Input records:
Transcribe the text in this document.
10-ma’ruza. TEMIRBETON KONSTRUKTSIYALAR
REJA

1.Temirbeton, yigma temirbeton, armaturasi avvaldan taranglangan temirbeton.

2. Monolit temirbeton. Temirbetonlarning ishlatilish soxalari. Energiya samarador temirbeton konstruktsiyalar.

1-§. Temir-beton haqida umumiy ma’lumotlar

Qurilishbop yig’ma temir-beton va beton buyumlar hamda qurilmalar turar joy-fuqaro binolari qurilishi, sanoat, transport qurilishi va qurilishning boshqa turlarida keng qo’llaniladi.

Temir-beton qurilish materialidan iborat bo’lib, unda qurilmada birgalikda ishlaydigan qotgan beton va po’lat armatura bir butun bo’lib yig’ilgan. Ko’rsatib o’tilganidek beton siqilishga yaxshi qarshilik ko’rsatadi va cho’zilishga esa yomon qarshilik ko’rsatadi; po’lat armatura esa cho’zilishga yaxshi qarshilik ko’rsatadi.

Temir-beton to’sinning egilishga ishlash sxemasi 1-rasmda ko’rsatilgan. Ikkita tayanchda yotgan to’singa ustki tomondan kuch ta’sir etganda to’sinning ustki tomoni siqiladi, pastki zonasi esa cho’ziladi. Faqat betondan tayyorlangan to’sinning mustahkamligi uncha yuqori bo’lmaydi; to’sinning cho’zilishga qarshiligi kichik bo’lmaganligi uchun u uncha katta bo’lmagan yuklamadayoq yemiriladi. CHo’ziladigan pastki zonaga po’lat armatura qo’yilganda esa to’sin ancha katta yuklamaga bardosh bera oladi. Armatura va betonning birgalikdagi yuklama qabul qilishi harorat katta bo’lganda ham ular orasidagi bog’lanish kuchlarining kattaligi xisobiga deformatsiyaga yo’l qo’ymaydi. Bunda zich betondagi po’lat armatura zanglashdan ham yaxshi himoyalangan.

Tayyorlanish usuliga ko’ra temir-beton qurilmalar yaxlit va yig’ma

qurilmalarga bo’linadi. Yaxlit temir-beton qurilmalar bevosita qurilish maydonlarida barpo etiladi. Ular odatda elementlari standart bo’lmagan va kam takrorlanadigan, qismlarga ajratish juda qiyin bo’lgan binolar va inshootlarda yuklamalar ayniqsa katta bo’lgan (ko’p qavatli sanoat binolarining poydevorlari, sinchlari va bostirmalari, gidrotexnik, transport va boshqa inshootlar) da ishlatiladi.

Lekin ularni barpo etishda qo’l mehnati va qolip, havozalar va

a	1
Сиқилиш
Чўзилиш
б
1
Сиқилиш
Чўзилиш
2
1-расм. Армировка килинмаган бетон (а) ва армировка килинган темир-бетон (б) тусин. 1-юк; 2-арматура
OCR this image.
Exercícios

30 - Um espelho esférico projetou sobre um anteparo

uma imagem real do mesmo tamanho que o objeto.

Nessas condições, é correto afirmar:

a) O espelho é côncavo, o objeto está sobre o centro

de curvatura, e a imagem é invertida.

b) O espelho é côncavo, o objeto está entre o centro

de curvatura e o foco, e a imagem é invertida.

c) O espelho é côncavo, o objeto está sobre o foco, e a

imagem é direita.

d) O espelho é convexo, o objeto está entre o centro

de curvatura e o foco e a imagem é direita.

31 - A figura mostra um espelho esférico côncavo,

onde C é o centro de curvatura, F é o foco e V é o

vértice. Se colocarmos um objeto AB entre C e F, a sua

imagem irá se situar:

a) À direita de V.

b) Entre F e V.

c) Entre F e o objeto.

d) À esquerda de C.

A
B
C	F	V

Objective:
Each line that holds the word "está" should be extracted from the records.

Reply:
a) O espelho é côncavo, o objeto está sobre o centro
b) O espelho é côncavo, o objeto está entre o centro
c) O espelho é côncavo, o objeto está sobre o foco, e a
d) O espelho é convexo, o objeto está entre o centro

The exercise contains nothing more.